-- REQUIRED WORK --
Look through the data and write out every line with the word "Utilisateur" in it.

━━━ EXCERPTED DATA

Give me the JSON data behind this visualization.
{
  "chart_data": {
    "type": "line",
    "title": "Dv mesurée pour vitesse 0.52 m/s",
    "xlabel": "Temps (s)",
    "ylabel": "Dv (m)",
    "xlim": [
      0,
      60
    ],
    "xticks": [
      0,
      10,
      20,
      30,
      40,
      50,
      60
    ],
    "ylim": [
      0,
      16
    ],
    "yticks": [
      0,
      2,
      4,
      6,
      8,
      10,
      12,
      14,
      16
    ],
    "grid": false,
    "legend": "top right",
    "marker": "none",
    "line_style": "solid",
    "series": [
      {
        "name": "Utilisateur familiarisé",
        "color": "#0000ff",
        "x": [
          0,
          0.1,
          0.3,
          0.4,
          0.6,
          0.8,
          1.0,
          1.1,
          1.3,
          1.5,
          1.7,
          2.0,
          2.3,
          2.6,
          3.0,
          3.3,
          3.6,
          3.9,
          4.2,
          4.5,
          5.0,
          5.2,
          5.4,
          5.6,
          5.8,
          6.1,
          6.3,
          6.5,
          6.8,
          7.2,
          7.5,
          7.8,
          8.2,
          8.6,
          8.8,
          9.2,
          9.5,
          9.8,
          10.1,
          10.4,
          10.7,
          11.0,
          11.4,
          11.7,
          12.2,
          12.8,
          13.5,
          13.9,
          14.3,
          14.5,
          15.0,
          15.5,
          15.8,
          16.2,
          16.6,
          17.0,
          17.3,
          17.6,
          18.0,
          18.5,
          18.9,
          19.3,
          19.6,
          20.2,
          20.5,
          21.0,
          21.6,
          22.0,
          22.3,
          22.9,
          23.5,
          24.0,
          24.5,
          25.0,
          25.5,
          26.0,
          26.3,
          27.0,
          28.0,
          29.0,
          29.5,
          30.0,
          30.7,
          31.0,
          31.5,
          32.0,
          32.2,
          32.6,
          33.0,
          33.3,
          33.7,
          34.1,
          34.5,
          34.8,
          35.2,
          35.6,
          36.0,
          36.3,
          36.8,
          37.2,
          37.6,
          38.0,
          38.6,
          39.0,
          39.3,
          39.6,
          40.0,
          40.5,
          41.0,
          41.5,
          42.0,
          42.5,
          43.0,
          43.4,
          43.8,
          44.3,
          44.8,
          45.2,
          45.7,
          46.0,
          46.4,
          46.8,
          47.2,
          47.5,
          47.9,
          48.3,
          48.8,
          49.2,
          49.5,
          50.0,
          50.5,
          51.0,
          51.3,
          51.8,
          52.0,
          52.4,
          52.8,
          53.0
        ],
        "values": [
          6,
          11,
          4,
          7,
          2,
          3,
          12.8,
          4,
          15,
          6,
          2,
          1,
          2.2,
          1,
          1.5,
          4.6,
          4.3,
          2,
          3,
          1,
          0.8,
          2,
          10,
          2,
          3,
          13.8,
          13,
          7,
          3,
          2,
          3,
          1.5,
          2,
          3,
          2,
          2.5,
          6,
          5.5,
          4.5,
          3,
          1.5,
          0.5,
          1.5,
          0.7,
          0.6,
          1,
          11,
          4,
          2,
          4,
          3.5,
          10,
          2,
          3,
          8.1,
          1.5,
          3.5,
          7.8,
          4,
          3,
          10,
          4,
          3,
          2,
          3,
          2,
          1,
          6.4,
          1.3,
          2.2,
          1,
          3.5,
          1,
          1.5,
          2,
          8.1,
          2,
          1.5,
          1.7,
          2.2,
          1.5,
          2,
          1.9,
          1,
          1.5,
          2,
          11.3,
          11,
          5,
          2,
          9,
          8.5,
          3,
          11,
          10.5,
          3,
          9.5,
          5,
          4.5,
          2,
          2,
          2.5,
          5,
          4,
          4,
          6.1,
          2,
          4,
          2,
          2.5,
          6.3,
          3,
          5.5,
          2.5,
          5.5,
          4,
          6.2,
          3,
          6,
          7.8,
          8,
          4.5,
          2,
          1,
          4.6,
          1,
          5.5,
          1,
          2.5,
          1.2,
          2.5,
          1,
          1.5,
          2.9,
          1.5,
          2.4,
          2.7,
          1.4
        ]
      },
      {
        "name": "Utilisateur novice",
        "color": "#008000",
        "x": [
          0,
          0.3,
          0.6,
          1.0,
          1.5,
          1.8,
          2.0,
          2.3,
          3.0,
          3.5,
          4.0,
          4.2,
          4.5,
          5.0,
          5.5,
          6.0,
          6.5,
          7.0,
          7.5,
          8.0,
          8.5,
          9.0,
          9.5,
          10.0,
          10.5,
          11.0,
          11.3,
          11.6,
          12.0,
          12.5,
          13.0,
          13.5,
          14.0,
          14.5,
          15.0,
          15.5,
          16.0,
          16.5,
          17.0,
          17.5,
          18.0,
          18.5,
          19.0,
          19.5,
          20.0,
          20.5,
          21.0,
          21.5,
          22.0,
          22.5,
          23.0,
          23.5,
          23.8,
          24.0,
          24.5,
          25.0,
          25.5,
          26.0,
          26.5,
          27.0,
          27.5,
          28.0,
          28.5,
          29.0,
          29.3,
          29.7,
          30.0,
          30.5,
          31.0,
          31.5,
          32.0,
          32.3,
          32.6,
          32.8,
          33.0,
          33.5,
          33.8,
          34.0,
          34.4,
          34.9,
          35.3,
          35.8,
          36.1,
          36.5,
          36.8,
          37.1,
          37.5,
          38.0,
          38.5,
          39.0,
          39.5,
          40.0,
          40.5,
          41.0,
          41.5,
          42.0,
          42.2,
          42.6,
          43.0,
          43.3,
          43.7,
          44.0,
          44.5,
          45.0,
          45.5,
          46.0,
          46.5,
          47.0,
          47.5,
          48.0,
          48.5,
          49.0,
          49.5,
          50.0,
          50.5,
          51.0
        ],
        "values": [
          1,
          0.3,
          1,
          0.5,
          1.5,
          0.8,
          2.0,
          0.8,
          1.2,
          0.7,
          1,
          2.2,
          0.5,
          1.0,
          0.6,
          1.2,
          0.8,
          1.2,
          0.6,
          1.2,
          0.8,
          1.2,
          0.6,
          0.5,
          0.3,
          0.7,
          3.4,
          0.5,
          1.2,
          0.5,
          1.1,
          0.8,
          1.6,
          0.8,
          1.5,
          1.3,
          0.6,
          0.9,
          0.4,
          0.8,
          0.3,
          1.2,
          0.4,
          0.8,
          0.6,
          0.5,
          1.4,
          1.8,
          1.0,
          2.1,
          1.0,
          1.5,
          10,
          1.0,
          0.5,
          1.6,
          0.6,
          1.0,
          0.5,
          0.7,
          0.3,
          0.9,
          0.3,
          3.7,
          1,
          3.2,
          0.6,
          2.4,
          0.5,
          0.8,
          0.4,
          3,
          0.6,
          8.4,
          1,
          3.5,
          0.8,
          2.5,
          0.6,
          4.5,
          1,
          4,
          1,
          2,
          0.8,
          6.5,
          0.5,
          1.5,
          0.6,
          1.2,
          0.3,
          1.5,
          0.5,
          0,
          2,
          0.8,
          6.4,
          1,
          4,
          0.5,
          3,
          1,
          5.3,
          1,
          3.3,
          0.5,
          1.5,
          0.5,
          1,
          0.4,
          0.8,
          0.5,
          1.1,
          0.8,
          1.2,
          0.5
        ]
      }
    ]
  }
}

━━━━━━

-- ANSWER TO THIS PROBLEM --
        "name": "Utilisateur familiarisé",
        "name": "Utilisateur novice",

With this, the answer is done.